◆ **WRITTEN EXERCISE**
Retype all of the entries word for word.

◆ **EXTRACTED DATA**
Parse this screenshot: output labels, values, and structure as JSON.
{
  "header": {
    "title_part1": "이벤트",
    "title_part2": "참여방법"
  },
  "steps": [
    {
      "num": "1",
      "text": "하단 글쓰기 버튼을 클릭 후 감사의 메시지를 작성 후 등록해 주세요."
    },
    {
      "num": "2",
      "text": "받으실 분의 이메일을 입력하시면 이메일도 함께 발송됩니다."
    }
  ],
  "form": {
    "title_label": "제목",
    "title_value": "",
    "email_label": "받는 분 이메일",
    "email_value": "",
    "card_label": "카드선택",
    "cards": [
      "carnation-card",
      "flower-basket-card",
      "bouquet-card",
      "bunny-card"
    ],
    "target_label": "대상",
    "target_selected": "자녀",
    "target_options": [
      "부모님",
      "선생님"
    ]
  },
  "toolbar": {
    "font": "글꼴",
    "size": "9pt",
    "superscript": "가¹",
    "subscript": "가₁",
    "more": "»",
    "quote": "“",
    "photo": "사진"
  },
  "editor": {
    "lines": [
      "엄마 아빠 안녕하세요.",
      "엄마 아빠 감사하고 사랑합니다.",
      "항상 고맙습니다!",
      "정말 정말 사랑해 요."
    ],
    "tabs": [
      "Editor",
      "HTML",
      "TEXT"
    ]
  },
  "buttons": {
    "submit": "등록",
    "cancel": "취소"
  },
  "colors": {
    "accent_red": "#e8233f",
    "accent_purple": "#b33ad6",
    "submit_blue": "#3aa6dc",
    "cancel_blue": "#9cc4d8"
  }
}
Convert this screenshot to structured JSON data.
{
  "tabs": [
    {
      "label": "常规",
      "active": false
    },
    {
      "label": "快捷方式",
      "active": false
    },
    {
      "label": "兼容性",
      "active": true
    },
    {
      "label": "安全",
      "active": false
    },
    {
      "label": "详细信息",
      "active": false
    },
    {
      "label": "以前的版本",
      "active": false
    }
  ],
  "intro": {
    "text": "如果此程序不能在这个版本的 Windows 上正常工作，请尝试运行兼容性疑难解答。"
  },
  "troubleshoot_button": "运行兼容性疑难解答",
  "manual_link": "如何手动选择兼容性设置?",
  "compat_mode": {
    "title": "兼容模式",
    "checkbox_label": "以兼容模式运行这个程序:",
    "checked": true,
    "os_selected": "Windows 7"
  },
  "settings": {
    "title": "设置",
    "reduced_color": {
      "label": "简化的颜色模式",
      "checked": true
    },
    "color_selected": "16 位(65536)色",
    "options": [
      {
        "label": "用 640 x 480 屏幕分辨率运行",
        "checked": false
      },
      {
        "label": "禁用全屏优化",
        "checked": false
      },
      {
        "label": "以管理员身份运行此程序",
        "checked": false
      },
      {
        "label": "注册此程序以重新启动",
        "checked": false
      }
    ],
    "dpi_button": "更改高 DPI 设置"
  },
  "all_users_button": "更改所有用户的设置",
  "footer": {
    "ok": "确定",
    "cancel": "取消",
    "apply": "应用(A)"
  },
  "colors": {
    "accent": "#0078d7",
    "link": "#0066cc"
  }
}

◆ **WRITTEN SOLUTION**
Parse this screenshot: output labels, values, and structure as JSON.
{
  "header": {
    "title_part1": "이벤트",
    "title_part2": "참여방법"
  },
  "steps": [
    {
      "num": "1",
      "text": "하단 글쓰기 버튼을 클릭 후 감사의 메시지를 작성 후 등록해 주세요."
    },
    {
      "num": "2",
      "text": "받으실 분의 이메일을 입력하시면 이메일도 함께 발송됩니다."
    }
  ],
  "form": {
    "title_label": "제목",
    "title_value": "",
    "email_label": "받는 분 이메일",
    "email_value": "",
    "card_label": "카드선택",
    "cards": [
      "carnation-card",
      "flower-basket-card",
      "bouquet-card",
      "bunny-card"
    ],
    "target_label": "대상",
    "target_selected": "자녀",
    "target_options": [
      "부모님",
      "선생님"
    ]
  },
  "toolbar": {
    "font": "글꼴",
    "size": "9pt",
    "superscript": "가¹",
    "subscript": "가₁",
    "more": "»",
    "quote": "“",
    "photo": "사진"
  },
  "editor": {
    "lines": [
      "엄마 아빠 안녕하세요.",
      "엄마 아빠 감사하고 사랑합니다.",
      "항상 고맙습니다!",
      "정말 정말 사랑해 요."
    ],
    "tabs": [
      "Editor",
      "HTML",
      "TEXT"
    ]
  },
  "buttons": {
    "submit": "등록",
    "cancel": "취소"
  },
  "colors": {
    "accent_red": "#e8233f",
    "accent_purple": "#b33ad6",
    "submit_blue": "#3aa6dc",
    "cancel_blue": "#9cc4d8"
  }
}
Convert this screenshot to structured JSON data.
{
  "tabs": [
    {
      "label": "常规",
      "active": false
    },
    {
      "label": "快捷方式",
      "active": false
    },
    {
      "label": "兼容性",
      "active": true
    },
    {
      "label": "安全",
      "active": false
    },
    {
      "label": "详细信息",
      "active": false
    },
    {
      "label": "以前的版本",
      "active": false
    }
  ],
  "intro": {
    "text": "如果此程序不能在这个版本的 Windows 上正常工作，请尝试运行兼容性疑难解答。"
  },
  "troubleshoot_button": "运行兼容性疑难解答",
  "manual_link": "如何手动选择兼容性设置?",
  "compat_mode": {
    "title": "兼容模式",
    "checkbox_label": "以兼容模式运行这个程序:",
    "checked": true,
    "os_selected": "Windows 7"
  },
  "settings": {
    "title": "设置",
    "reduced_color": {
      "label": "简化的颜色模式",
      "checked": true
    },
    "color_selected": "16 位(65536)色",
    "options": [
      {
        "label": "用 640 x 480 屏幕分辨率运行",
        "checked": false
      },
      {
        "label": "禁用全屏优化",
        "checked": false
      },
      {
        "label": "以管理员身份运行此程序",
        "checked": false
      },
      {
        "label": "注册此程序以重新启动",
        "checked": false
      }
    ],
    "dpi_button": "更改高 DPI 设置"
  },
  "all_users_button": "更改所有用户的设置",
  "footer": {
    "ok": "确定",
    "cancel": "取消",
    "apply": "应用(A)"
  },
  "colors": {
    "accent": "#0078d7",
    "link": "#0066cc"
  }
}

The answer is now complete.